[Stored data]

========================================

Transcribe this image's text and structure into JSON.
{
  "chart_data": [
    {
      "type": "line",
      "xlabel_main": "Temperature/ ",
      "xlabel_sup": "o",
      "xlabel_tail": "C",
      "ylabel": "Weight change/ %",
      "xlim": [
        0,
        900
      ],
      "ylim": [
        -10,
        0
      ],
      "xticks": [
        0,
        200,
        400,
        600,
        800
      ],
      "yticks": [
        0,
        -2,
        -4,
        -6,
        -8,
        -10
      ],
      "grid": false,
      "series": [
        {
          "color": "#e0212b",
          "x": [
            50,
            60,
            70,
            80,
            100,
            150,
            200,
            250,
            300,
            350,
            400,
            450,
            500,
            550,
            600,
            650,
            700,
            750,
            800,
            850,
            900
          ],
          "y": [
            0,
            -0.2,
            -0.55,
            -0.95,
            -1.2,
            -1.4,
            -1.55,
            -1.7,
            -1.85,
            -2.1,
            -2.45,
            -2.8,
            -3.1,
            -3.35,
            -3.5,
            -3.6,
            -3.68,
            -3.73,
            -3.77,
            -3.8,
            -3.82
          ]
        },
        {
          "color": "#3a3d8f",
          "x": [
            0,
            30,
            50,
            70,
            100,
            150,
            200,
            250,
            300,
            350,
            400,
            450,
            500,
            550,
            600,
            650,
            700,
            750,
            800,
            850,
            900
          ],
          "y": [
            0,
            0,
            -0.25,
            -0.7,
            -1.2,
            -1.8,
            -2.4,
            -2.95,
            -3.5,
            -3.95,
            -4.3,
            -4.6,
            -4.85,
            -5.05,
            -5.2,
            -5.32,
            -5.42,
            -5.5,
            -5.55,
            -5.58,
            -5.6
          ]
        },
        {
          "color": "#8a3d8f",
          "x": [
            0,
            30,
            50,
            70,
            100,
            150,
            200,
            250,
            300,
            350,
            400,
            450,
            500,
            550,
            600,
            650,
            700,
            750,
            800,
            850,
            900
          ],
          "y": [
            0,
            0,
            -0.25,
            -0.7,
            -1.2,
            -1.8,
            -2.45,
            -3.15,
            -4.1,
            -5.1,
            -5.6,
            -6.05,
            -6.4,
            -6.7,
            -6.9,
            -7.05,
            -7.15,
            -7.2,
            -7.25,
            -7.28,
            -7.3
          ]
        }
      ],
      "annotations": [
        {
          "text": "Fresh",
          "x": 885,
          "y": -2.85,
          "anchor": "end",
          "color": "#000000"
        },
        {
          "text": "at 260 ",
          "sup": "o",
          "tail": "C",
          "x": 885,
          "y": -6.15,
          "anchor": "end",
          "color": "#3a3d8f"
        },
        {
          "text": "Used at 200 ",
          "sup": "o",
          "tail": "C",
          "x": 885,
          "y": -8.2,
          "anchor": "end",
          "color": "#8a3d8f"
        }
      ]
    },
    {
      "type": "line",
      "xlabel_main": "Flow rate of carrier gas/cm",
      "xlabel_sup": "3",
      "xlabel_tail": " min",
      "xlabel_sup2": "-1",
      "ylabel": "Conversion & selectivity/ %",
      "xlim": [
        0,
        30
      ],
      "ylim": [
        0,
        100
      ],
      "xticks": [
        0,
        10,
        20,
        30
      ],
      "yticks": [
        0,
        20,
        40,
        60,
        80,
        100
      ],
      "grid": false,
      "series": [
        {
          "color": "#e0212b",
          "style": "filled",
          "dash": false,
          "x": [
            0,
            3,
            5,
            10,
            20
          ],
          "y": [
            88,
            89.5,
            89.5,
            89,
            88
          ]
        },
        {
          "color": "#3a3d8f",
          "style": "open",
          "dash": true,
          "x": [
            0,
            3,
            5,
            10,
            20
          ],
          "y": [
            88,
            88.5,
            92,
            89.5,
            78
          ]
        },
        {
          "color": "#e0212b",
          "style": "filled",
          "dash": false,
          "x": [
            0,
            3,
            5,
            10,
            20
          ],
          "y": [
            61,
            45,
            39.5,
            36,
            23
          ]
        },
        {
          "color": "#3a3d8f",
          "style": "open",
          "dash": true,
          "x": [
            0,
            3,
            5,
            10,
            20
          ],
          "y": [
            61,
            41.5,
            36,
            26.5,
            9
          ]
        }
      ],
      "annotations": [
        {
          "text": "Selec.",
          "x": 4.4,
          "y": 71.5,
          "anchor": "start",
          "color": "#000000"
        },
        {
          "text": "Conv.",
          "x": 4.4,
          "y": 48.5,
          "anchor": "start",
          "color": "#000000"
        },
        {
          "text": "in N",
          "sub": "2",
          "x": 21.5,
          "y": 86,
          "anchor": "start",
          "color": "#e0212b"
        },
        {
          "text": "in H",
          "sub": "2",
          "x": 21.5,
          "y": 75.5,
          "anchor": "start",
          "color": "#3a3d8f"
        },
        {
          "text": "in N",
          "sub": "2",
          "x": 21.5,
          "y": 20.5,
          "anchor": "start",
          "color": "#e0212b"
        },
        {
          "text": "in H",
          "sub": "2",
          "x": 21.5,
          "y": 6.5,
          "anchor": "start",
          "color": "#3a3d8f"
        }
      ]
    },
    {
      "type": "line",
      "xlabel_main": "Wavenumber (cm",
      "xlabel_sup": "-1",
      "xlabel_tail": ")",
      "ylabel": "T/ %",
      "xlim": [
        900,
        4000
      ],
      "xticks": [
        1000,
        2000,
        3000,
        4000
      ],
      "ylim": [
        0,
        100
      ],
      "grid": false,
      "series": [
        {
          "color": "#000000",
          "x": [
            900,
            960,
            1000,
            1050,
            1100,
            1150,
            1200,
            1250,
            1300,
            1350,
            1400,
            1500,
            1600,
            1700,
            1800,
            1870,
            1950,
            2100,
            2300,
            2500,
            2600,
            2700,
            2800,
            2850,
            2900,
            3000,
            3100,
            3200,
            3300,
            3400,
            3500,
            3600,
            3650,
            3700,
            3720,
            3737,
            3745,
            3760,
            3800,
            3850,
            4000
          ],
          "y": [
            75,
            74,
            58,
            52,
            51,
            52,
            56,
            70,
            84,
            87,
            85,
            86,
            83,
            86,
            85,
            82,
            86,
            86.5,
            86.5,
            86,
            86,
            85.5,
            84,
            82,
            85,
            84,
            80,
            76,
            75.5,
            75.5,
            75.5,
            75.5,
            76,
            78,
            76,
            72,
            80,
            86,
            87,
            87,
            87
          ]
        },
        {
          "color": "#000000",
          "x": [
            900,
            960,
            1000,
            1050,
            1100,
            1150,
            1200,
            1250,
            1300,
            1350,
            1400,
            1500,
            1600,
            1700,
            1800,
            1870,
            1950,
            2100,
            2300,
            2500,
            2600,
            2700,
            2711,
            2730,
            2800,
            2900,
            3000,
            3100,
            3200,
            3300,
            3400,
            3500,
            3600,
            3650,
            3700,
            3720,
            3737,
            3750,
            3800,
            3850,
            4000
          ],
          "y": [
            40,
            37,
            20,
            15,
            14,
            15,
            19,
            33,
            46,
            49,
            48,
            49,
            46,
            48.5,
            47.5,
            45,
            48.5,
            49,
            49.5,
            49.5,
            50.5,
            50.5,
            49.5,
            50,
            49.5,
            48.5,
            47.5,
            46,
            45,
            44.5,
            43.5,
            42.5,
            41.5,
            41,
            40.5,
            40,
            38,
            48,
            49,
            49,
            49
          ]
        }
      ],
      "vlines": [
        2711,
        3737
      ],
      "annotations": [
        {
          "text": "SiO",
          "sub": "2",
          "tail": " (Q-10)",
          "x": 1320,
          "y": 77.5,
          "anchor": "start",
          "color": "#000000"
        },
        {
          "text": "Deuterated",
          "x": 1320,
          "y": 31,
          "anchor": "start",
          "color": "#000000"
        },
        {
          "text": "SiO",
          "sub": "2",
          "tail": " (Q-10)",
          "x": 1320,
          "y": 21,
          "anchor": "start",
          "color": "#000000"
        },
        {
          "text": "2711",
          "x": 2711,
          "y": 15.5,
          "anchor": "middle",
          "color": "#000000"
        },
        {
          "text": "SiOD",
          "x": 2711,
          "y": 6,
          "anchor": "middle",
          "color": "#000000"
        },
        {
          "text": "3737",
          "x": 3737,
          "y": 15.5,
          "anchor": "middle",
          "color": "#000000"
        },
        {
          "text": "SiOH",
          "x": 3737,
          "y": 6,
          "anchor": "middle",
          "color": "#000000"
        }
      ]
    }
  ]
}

========================================

**Given exercise**
Pull every line containing "ylabel" from the data.

**Worked answer**
      "ylabel": "Weight change/ %",
      "ylabel": "Conversion & selectivity/ %",
      "ylabel": "T/ %",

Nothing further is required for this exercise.